§ **Work instructions**
Write out the records that appear below, verbatim and complete, but without pictures.

• • • •

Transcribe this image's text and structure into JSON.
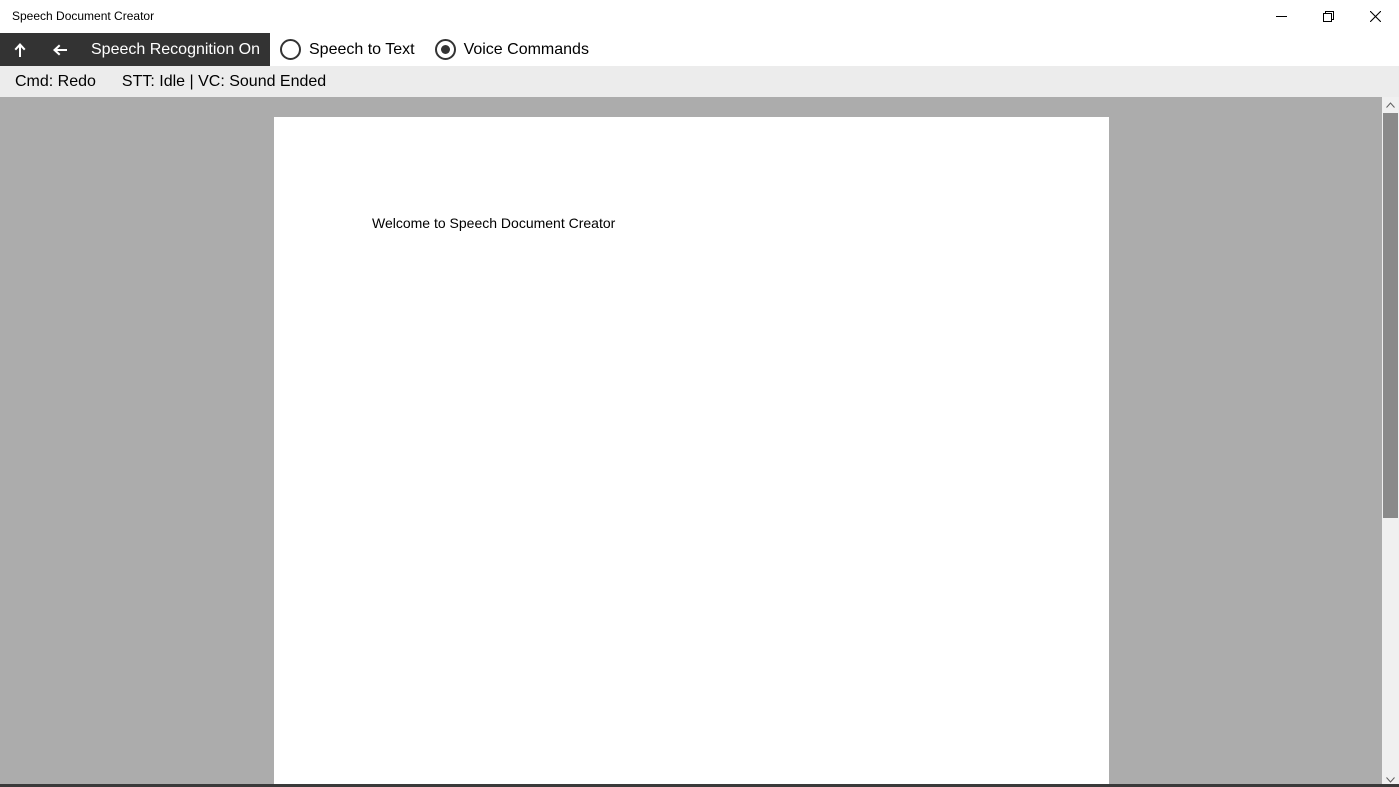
{
  "window": {
    "title": "Speech Document Creator"
  },
  "toolbar": {
    "up_icon": "arrow-up-icon",
    "back_icon": "arrow-left-icon",
    "recognition_label": "Speech Recognition On",
    "modes": [
      {
        "label": "Speech to Text",
        "selected": false
      },
      {
        "label": "Voice Commands",
        "selected": true
      }
    ]
  },
  "status": {
    "command": "Cmd: Redo",
    "state": "STT: Idle | VC: Sound Ended"
  },
  "document": {
    "text": "Welcome to Speech Document Creator"
  },
  "colors": {
    "toolbar_dark": "#333333",
    "workspace_bg": "#acacac",
    "status_bg": "#ececec"
  }
}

• • • •

§ **Solution for this exercise**
Transcribe this image's text and structure into JSON.
{
  "window": {
    "title": "Speech Document Creator"
  },
  "toolbar": {
    "up_icon": "arrow-up-icon",
    "back_icon": "arrow-left-icon",
    "recognition_label": "Speech Recognition On",
    "modes": [
      {
        "label": "Speech to Text",
        "selected": false
      },
      {
        "label": "Voice Commands",
        "selected": true
      }
    ]
  },
  "status": {
    "command": "Cmd: Redo",
    "state": "STT: Idle | VC: Sound Ended"
  },
  "document": {
    "text": "Welcome to Speech Document Creator"
  },
  "colors": {
    "toolbar_dark": "#333333",
    "workspace_bg": "#acacac",
    "status_bg": "#ececec"
  }
}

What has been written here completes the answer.